● EXERCISE AIM
Extract the complete forum question below about Python loop overhead in NumPy dynamic programming and reproduce it word for word, ignoring the data that follows it.

Can I avoid Python loop overhead on dynamic programming with numpy?

Question

I need help with the Pythonic looping overhead of the following problem: I'm writing a function that calculates a pixel flow algorithm that's a classic dynamic programming algorithm on a 2D Numpy array. It requires:

1) visiting all the elements of the array at least once like this:

for x in range(xsize):
    for y in range(ysize):
         updateDistance(x,y)

2) potentially following a path of elements based on the values of the neighbors of an element which looks like this

while len(workingList) > 0:
   x,y = workingList.pop()
   #if any neighbors of x,y need calculation, push x,y and neighbors on workingList 
   #else, calculate flow on pixels as a sum of flow on neighboring pixels

Unfortunately, I seem to be getting a lot of Pythonic loop overhead on #1 even if the call to updateDistance is pass. I figure this is a classic enough algorithm that there must be a good approach to it in Python that can avoid some of the looping overhead. I'm also worried that if I can fix #1 I'm going to get busted on the loop in #2.

Any suggestions about quickly looping through elements in a 2D numpy array and potentially updating chains of elements in that array?

● RAW RECORDS

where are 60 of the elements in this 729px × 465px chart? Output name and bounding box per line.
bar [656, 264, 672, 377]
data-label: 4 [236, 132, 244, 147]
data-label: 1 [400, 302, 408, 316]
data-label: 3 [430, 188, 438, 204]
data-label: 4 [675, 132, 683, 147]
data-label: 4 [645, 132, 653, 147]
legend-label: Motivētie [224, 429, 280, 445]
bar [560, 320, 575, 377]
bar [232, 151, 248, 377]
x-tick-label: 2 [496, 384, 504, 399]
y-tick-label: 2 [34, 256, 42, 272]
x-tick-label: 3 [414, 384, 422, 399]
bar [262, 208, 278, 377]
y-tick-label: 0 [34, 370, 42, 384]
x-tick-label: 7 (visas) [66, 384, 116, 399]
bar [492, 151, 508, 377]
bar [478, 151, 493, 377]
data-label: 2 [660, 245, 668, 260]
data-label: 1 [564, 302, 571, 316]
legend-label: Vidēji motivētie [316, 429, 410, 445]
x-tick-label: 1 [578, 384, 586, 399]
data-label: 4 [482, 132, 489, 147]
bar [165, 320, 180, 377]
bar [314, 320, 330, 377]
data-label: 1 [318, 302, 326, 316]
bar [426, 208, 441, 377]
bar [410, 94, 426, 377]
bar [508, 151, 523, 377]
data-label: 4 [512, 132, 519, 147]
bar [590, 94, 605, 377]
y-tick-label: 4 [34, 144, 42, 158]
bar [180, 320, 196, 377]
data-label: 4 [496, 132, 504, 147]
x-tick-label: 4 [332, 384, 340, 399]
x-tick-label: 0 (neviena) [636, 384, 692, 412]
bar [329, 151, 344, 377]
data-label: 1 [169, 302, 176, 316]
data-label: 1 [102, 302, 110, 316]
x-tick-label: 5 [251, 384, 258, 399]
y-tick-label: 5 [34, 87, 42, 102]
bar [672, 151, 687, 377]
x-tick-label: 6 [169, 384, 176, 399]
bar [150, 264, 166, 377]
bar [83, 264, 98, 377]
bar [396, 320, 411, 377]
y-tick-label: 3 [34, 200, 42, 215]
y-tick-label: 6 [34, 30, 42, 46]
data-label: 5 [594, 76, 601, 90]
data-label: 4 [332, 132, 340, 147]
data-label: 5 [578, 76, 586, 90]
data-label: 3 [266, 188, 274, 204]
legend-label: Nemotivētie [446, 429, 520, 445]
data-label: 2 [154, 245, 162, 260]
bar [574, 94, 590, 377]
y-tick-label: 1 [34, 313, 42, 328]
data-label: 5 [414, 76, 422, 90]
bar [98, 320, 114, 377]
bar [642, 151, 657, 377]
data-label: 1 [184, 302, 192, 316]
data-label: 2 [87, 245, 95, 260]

● OUTPUT BELOW
Can I avoid Python loop overhead on dynamic programming with numpy?

Question

I need help with the Pythonic looping overhead of the following problem: I'm writing a function that calculates a pixel flow algorithm that's a classic dynamic programming algorithm on a 2D Numpy array. It requires:

1) visiting all the elements of the array at least once like this:

for x in range(xsize):
    for y in range(ysize):
         updateDistance(x,y)

2) potentially following a path of elements based on the values of the neighbors of an element which looks like this

while len(workingList) > 0:
   x,y = workingList.pop()
   #if any neighbors of x,y need calculation, push x,y and neighbors on workingList 
   #else, calculate flow on pixels as a sum of flow on neighboring pixels

Unfortunately, I seem to be getting a lot of Pythonic loop overhead on #1 even if the call to updateDistance is pass. I figure this is a classic enough algorithm that there must be a good approach to it in Python that can avoid some of the looping overhead. I'm also worried that if I can fix #1 I'm going to get busted on the loop in #2.

Any suggestions about quickly looping through elements in a 2D numpy array and potentially updating chains of elements in that array?